• _TEXTE FOURNI_:
Discours du 1er août

Discours prononcé le 1er août, à l’occasion de la Fête nationale organisée par la Ville de Genève au Parc La Grange (seul le prononcé fait foi).


Monsieur le Maire de Bienne, cher Erich

Madame la représentante du Laboratoire européen pour la physique des particules, le CERN, chère Madame Warakaulle,

Chers habitantes et habitants de Genève

Chères et chers amis,

– salutations en suisse allemand, en italien et en anglais – 

 

Je suis particulièrement heureux que nous soyons réunis aujourd’hui aussi nombreuses et nombreux pour commémorer ensemble la Fête nationale de la Suisse.

Une fête que la Ville de Genève organise dorénavant chaque année dans ce magnifique Parc La Grange. J’avais choisi ce lieu lors de ma première année comme Maire et je me félicite que cela soit devenu une tradition.

• _TRAVAIL DEMANDÉ_: Extrayez du discours, sans rien modifier, le passage compris entre « Madame la représentante » et « devenu une tradition. », ces deux extraits inclus.

Entrées de position des éléments
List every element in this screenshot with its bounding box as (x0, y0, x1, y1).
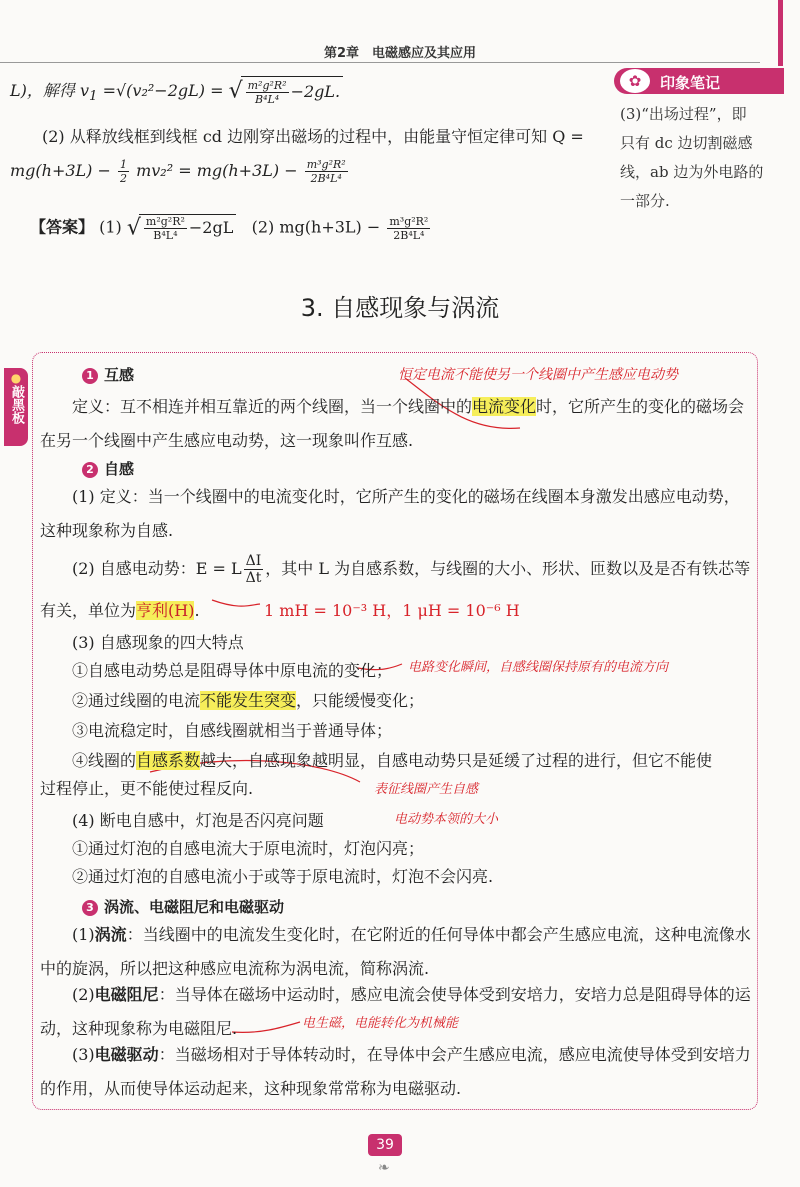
text-fragment: mg(h+3L) − (10, 161, 111, 180)
side-note-line: 一部分. (620, 192, 670, 210)
text-fragment: L)，解得 v (10, 81, 89, 100)
side-note-line: 线，ab 边为外电路的 (620, 163, 764, 181)
subsection-2-heading: 2 自感 (82, 458, 134, 479)
feature-1: ①自感电动势总是阻碍导体中原电流的变化； (72, 661, 393, 680)
power-off-heading: (4) 断电自感中，灯泡是否闪亮问题 (72, 811, 324, 830)
handwritten-note: 恒定电流不能使另一个线圈中产生感应电动势 (398, 367, 678, 383)
feature-2: ②通过线圈的电流不能发生突变，只能缓慢变化； (72, 691, 425, 710)
side-note-line: 只有 dc 边切割磁感 (620, 134, 753, 152)
self-inductance-emf: (2) 自感电动势：E = L $\frac{\Delta I}{\Delta t}$ ，其中 L 为自感系数，与线圈的大小、形状、匝数以及是否有铁芯等 (72, 553, 751, 586)
fraction: $\frac{\text{m²g²R²}}{\text{B⁴L⁴}}$ (145, 215, 185, 242)
feature-4: ④线圈的自感系数越大，自感现象越明显，自感电动势只是延缓了过程的进行，但它不能使 (72, 751, 713, 770)
lightbulb-icon: ● (10, 371, 22, 385)
handwritten-unit-note: 1 mH = 10⁻³ H，1 μH = 10⁻⁶ H (264, 601, 520, 620)
fraction: $\frac{1}{2}$ (120, 158, 127, 185)
text-fragment: =√(v₂²−2gL) = (102, 81, 224, 100)
section-title: 3. 自感现象与涡流 (300, 294, 500, 322)
text-fragment: mv₂² = mg(h+3L) − (136, 161, 298, 180)
handwritten-note: 电路变化瞬间，自感线圈保持原有的电流方向 (408, 660, 669, 675)
chapter-header: 第2章 电磁感应及其应用 (323, 46, 477, 61)
side-tab-label: 敲黑板 (9, 385, 24, 424)
solution-line-2: (2) 从释放线框到线框 cd 边刚穿出磁场的过程中，由能量守恒定律可知 Q = (42, 127, 584, 146)
four-features-heading: (3) 自感现象的四大特点 (72, 633, 244, 652)
text-fragment: −2gL. (290, 82, 341, 101)
sqrt-sign: √ (228, 78, 243, 104)
subscript: 1 (89, 89, 98, 105)
self-inductance-definition: (1) 定义：当一个线圈中的电流变化时，它所产生的变化的磁场在线圈本身激发出感应电动势，这种现象称为自感. (40, 487, 740, 540)
handwritten-note: 电动势本领的大小 (394, 812, 499, 827)
highlight: 不能发生突变 (200, 691, 297, 710)
sqrt-body: $\frac{\text{m²g²R²}}{\text{B⁴L⁴}}$ −2gL (139, 214, 236, 242)
text-fragment: (2) mg(h+3L) − (251, 217, 381, 237)
highlight: 电流变化 (472, 397, 537, 416)
mutual-inductance-definition: 定义：互不相连并相互靠近的两个线圈，当一个线圈中的电流变化时，它所产生的变化的磁场会在另一个线圈中产生感应电动势，这一现象叫作互感. (40, 397, 745, 450)
side-note-title: 印象笔记 (660, 74, 721, 92)
elephant-icon: ✿ (620, 69, 650, 93)
bird-icon: ❧ (378, 1160, 390, 1176)
eddy-current-paragraph: (1)涡流：当线圈中的电流发生变化时，在它附近的任何导体中都会产生感应电流，这种电流像水中的旋涡，所以把这种感应电流称为涡电流，简称涡流. (40, 925, 751, 978)
magnetic-damping-paragraph: (2)电磁阻尼：当导体在磁场中运动时，感应电流会使导体受到安培力，安培力总是阻碍导体的运动，这种现象称为电磁阻尼. (40, 985, 751, 1038)
highlight: 自感系数 (136, 751, 201, 770)
subsection-1-heading: 1 互感 (82, 364, 134, 385)
subsection-3-heading: 3 涡流、电磁阻尼和电磁驱动 (82, 896, 284, 917)
page-number: 39 (368, 1134, 402, 1156)
power-off-case-1: ①通过灯泡的自感电流大于原电流时，灯泡闪亮； (72, 839, 425, 858)
handwritten-note: 电生磁，电能转化为机械能 (302, 1016, 459, 1031)
fraction: $\frac{\text{m³g²R²}}{\text{2B⁴L⁴}}$ (389, 214, 429, 242)
unit-line: 有关，单位为亨利(H). (40, 601, 200, 620)
fraction: $\frac{\text{m³g²R²}}{\text{2B⁴L⁴}}$ (306, 158, 346, 185)
answer-label: 【答案】 (30, 217, 95, 237)
feature-4-cont: 过程停止，更不能使过程反向. (40, 779, 254, 798)
side-note-line: (3)“出场过程”，即 (620, 105, 747, 123)
text-fragment: (1) (99, 217, 122, 237)
highlight: 亨利(H) (136, 601, 195, 620)
magnetic-drive-paragraph: (3)电磁驱动：当磁场相对于导体转动时，在导体中会产生感应电流，感应电流使导体受到安培力的作用，从而使导体运动起来，这种现象常常称为电磁驱动. (40, 1045, 751, 1098)
sqrt-sign: √ (126, 215, 141, 241)
fraction: $\frac{\text{m²g²R²}}{\text{B⁴L⁴}}$ (247, 79, 287, 106)
feature-3: ③电流稳定时，自感线圈就相当于普通导体； (72, 721, 393, 740)
handwritten-note: 表征线圈产生自感 (374, 782, 479, 797)
power-off-case-2: ②通过灯泡的自感电流小于或等于原电流时，灯泡不会闪亮. (72, 867, 494, 886)
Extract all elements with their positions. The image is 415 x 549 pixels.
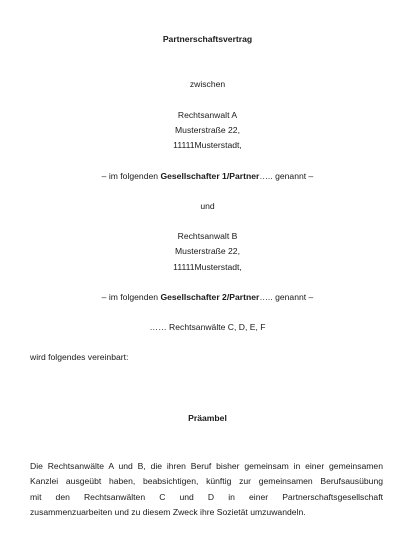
preamble-line: mit den Rechtsanwälten C und D in einer Partnerschaftsgesellschaft (30, 491, 383, 502)
preamble-heading: Präambel (188, 413, 227, 423)
party-a-name: Rechtsanwalt A (177, 110, 238, 120)
party-b-role-suffix: ….. genannt – (259, 292, 314, 302)
party-a-role-suffix: ….. genannt – (259, 171, 314, 181)
between-label: zwischen (189, 79, 226, 89)
party-b-role-prefix: – im folgenden (101, 292, 161, 302)
preamble-paragraph (30, 459, 383, 520)
party-a-role: Gesellschafter 1/Partner (160, 171, 260, 181)
party-b-role: Gesellschafter 2/Partner (160, 292, 260, 302)
party-a-street: Musterstraße 22, (175, 125, 240, 135)
preamble-line: Die Rechtsanwälte A und B, die ihren Beruf bisher gemeinsam in einer gemeinsamen (30, 461, 383, 471)
party-a-role-line (0, 170, 415, 182)
party-b-role-line (0, 291, 415, 303)
party-b-street: Musterstraße 22, (175, 246, 240, 256)
agreement-intro: wird folgendes vereinbart: (30, 352, 129, 362)
party-a-role-prefix: – im folgenden (101, 171, 161, 181)
and-label: und (200, 201, 215, 211)
preamble-line: zusammenzuarbeiten und zu diesem Zweck ihre Sozietät umzuwandeln. (30, 506, 306, 517)
party-a-city: 11111Musterstadt, (173, 140, 242, 150)
preamble-line: Kanzlei ausgeübt haben, beabsichtigen, künftig zur gemeinsamen Berufsausübung (30, 476, 383, 487)
party-b-name: Rechtsanwalt B (177, 231, 238, 241)
party-b-city: 11111Musterstadt, (173, 262, 242, 272)
document-title: Partnerschaftsvertrag (162, 34, 253, 44)
other-partners: …… Rechtsanwälte C, D, E, F (149, 322, 266, 332)
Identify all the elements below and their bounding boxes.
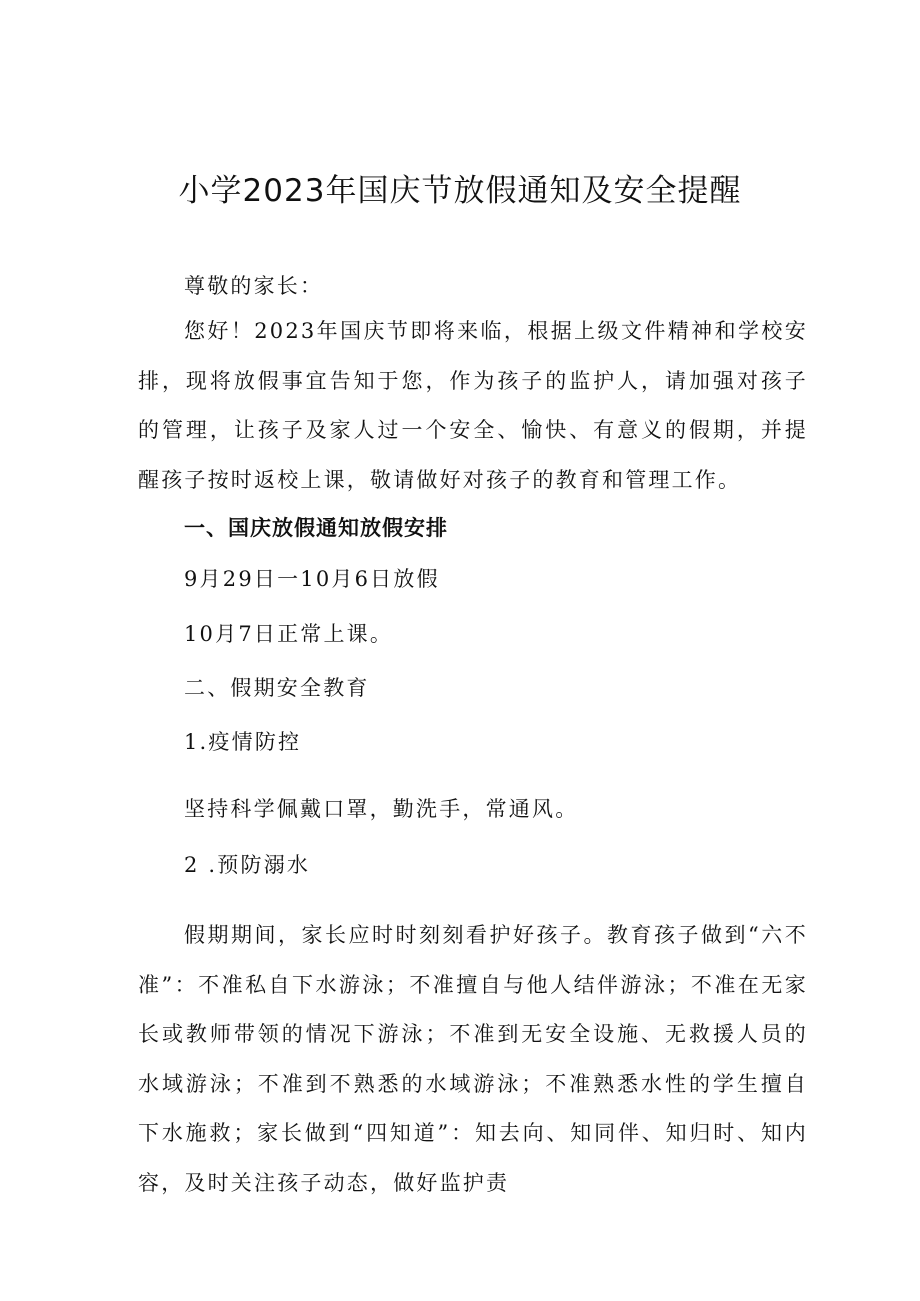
section-2-heading: 二、假期安全教育	[184, 676, 370, 700]
resume-date: 10月7日正常上课。	[184, 622, 394, 646]
greeting: 尊敬的家长：	[184, 274, 324, 298]
document-title: 小学2023年国庆节放假通知及安全提醒	[178, 173, 742, 209]
item-1-text: 坚持科学佩戴口罩，勤洗手，常通风。	[184, 797, 579, 821]
item-1-heading: 1.疫情防控	[184, 730, 302, 754]
holiday-dates: 9月29日一10月6日放假	[184, 567, 440, 591]
intro-paragraph: 您好！2023年国庆节即将来临，根据上级文件精神和学校安排，现将放假事宜告知于您，作为孩子的监护人，请加强对孩子的管理，让孩子及家人过一个安全、愉快、有意义的假期，并提醒孩子按时返校上课，敬请做好对孩子的教育和管理工作。	[138, 319, 808, 492]
item-2-paragraph: 假期期间，家长应时时刻刻看护好孩子。教育孩子做到“六不准”：不准私自下水游泳；不准擅自与他人结伴游泳；不准在无家长或教师带领的情况下游泳；不准到无安全设施、无救援人员的水域游泳；不准到不熟悉的水域游泳；不准熟悉水性的学生擅自下水施救；家长做到“四知道”：知去向、知同伴、知归时、知内容，及时关注孩子动态，做好监护责	[138, 923, 808, 1195]
section-1-heading: 一、国庆放假通知放假安排	[184, 516, 448, 540]
item-2-heading: 2 .预防溺水	[184, 853, 311, 877]
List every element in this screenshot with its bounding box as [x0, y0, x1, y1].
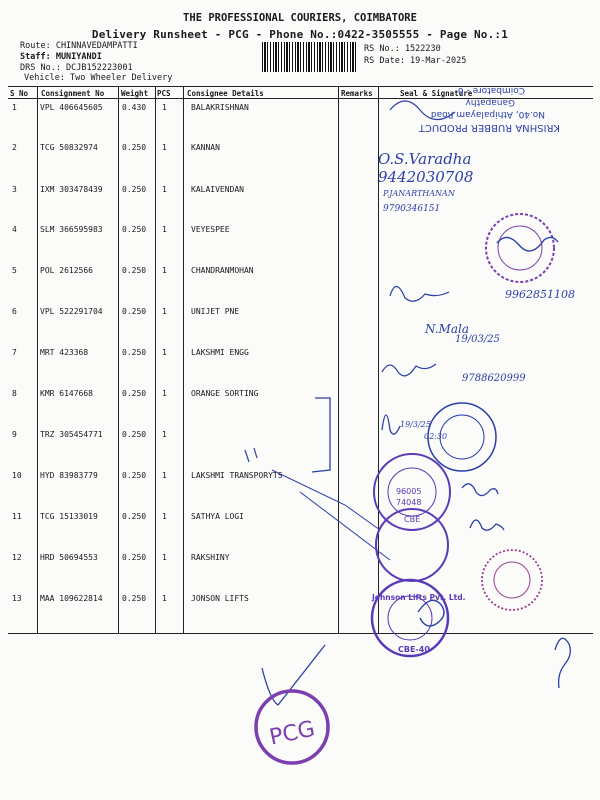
cell-weight: 0.250	[122, 512, 147, 521]
route-label: Route: CHINNAVEDAMPATTI	[20, 41, 138, 51]
cell-sno: 10	[12, 471, 22, 480]
handwritten-phone-row2: 9442030708	[378, 168, 474, 186]
cell-weight: 0.250	[122, 266, 147, 275]
cell-pcs: 1	[162, 471, 167, 480]
cell-pcs: 1	[162, 225, 167, 234]
staff-label: Staff: MUNIYANDI	[20, 52, 102, 62]
cell-consignee: KALAIVENDAN	[191, 185, 244, 194]
cell-consignee: CHANDRANMOHAN	[191, 266, 254, 275]
pcg-stamp-text: PCG	[267, 716, 318, 751]
cell-consignee: LAKSHMI TRANSPORYTS	[191, 471, 283, 480]
signature-row5	[390, 286, 449, 301]
signature-row11	[470, 520, 504, 530]
cell-consignment: VPL 406645605	[40, 103, 103, 112]
handwritten-phone-row7: 9788620999	[462, 373, 526, 384]
handwritten-time-row9: 02:30	[424, 432, 448, 441]
cell-sno: 8	[12, 389, 17, 398]
cell-consignment: IXM 303478439	[40, 185, 103, 194]
cell-sno: 12	[12, 553, 22, 562]
cell-consignment: HYD 83983779	[40, 471, 98, 480]
header-consignee: Consignee Details	[187, 89, 264, 98]
cell-consignee: JONSON LIFTS	[191, 594, 249, 603]
signature-row7	[382, 364, 436, 376]
company-title: THE PROFESSIONAL COURIERS, COIMBATORE	[183, 12, 417, 24]
cell-weight: 0.250	[122, 389, 147, 398]
pink-stamp	[482, 550, 542, 610]
cell-consignment: MRT 423368	[40, 348, 89, 357]
cell-sno: 5	[12, 266, 17, 275]
header-pcs: PCS	[157, 89, 171, 98]
signature-row10	[462, 484, 498, 496]
cell-consignment: TCG 15133019	[40, 512, 98, 521]
cell-weight: 0.250	[122, 225, 147, 234]
tick-marks	[245, 448, 257, 462]
vehicle-label: Vehicle: Two Wheeler Delivery	[24, 73, 173, 83]
handwritten-name-row6: N.Mala	[425, 322, 469, 336]
stamp-line3: Ganapathy	[465, 97, 515, 107]
header-consignment: Consignment No	[41, 89, 105, 98]
cell-consignee: SATHYA LOGI	[191, 512, 244, 521]
cell-weight: 0.250	[122, 348, 147, 357]
stamp-line1: KRISHNA RUBBER PRODUCT	[418, 122, 560, 133]
cell-sno: 7	[12, 348, 17, 357]
cell-pcs: 1	[162, 389, 167, 398]
cell-consignee: KANNAN	[191, 143, 220, 152]
cell-weight: 0.250	[122, 430, 147, 439]
handwritten-name-row3: P.JANARTHANAN	[383, 189, 455, 198]
cell-weight: 0.250	[122, 553, 147, 562]
signature-row9	[382, 415, 400, 434]
cell-sno: 6	[12, 307, 17, 316]
cell-consignment: SLM 366595983	[40, 225, 103, 234]
sathya-phone2: 74048	[396, 498, 422, 507]
circle-stamp-row4	[486, 214, 554, 282]
cell-consignee: ORANGE SORTING	[191, 389, 259, 398]
sathya-phone1: 96005	[396, 487, 422, 496]
johnson-city: CBE-40	[398, 645, 430, 654]
cell-consignee: LAKSHMI ENGG	[191, 348, 249, 357]
rs-number: RS No.: 1522230	[364, 44, 441, 54]
handwritten-date-row6: 19/03/25	[455, 334, 500, 345]
handwritten-date-row9: 19/3/25	[400, 420, 431, 429]
drs-number: DRS No.: DCJB152223001	[20, 63, 133, 73]
cell-consignment: KMR 6147668	[40, 389, 93, 398]
stamp-line2: No.40, Athipalayam Road	[430, 109, 545, 119]
sathya-city: CBE	[404, 515, 421, 524]
cell-pcs: 1	[162, 430, 167, 439]
krishna-stamp	[418, 85, 560, 133]
cell-weight: 0.250	[122, 185, 147, 194]
cell-consignment: VPL 522291704	[40, 307, 103, 316]
stamp-line4: Coimbatore - 6	[457, 85, 525, 95]
cell-weight: 0.250	[122, 471, 147, 480]
cell-pcs: 1	[162, 553, 167, 562]
cell-pcs: 1	[162, 143, 167, 152]
strike-lines	[272, 470, 390, 560]
cell-consignee: UNIJET PNE	[191, 307, 240, 316]
signature-right	[555, 638, 570, 688]
cell-consignee: VEYESPEE	[191, 225, 230, 234]
cell-consignee: BALAKRISHNAN	[191, 103, 249, 112]
signature-row4	[497, 237, 558, 251]
cell-pcs: 1	[162, 512, 167, 521]
header-sno: S No	[10, 89, 29, 98]
cell-sno: 11	[12, 512, 22, 521]
cell-pcs: 1	[162, 594, 167, 603]
cell-consignee: RAKSHINY	[191, 553, 230, 562]
header-weight: Weight	[121, 89, 149, 98]
cell-sno: 2	[12, 143, 17, 152]
header-seal: Seal & Signature	[400, 89, 473, 98]
cell-sno: 4	[12, 225, 17, 234]
cell-pcs: 1	[162, 348, 167, 357]
rs-date: RS Date: 19-Mar-2025	[364, 56, 467, 66]
cell-consignment: TRZ 305454771	[40, 430, 103, 439]
handwritten-phone-row5: 9962851108	[505, 288, 575, 301]
cell-consignment: POL 2612566	[40, 266, 93, 275]
handwritten-name-row2: O.S.Varadha	[378, 150, 472, 168]
bracket-mark	[312, 398, 330, 472]
header-remarks: Remarks	[341, 89, 373, 98]
cell-sno: 13	[12, 594, 22, 603]
cell-consignment: HRD 50694553	[40, 553, 98, 562]
cell-sno: 3	[12, 185, 17, 194]
cell-weight: 0.250	[122, 307, 147, 316]
cell-pcs: 1	[162, 266, 167, 275]
cell-sno: 9	[12, 430, 17, 439]
cell-weight: 0.250	[122, 594, 147, 603]
runsheet-subtitle: Delivery Runsheet - PCG - Phone No.:0422-3505555 - Page No.:1	[91, 28, 509, 41]
cell-pcs: 1	[162, 103, 167, 112]
cell-sno: 1	[12, 103, 17, 112]
cell-pcs: 1	[162, 185, 167, 194]
cell-weight: 0.250	[122, 143, 147, 152]
cell-consignment: TCG 50832974	[40, 143, 98, 152]
cell-weight: 0.430	[122, 103, 147, 112]
cell-pcs: 1	[162, 307, 167, 316]
cell-consignment: MAA 109622814	[40, 594, 103, 603]
johnson-name: Johnson Lifts Pvt. Ltd.	[372, 593, 466, 602]
handwritten-phone-row3: 9790346151	[383, 204, 441, 214]
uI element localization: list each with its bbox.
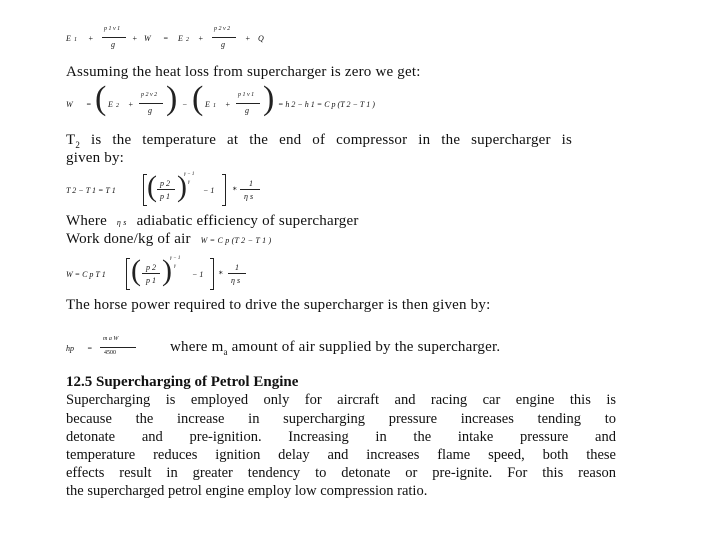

• _RÉSULTAT OBTENU_:
Madame la représentante du Laboratoire européen pour la physique des particules, le CERN, chère Madame Warakaulle,

Chers habitantes et habitants de Genève

Chères et chers amis,

– salutations en suisse allemand, en italien et en anglais – 

 

Je suis particulièrement heureux que nous soyons réunis aujourd’hui aussi nombreuses et nombreux pour commémorer ensemble la Fête nationale de la Suisse.

Une fête que la Ville de Genève organise dorénavant chaque année dans ce magnifique Parc La Grange. J’avais choisi ce lieu lors de ma première année comme Maire et je me félicite que cela soit devenu une tradition.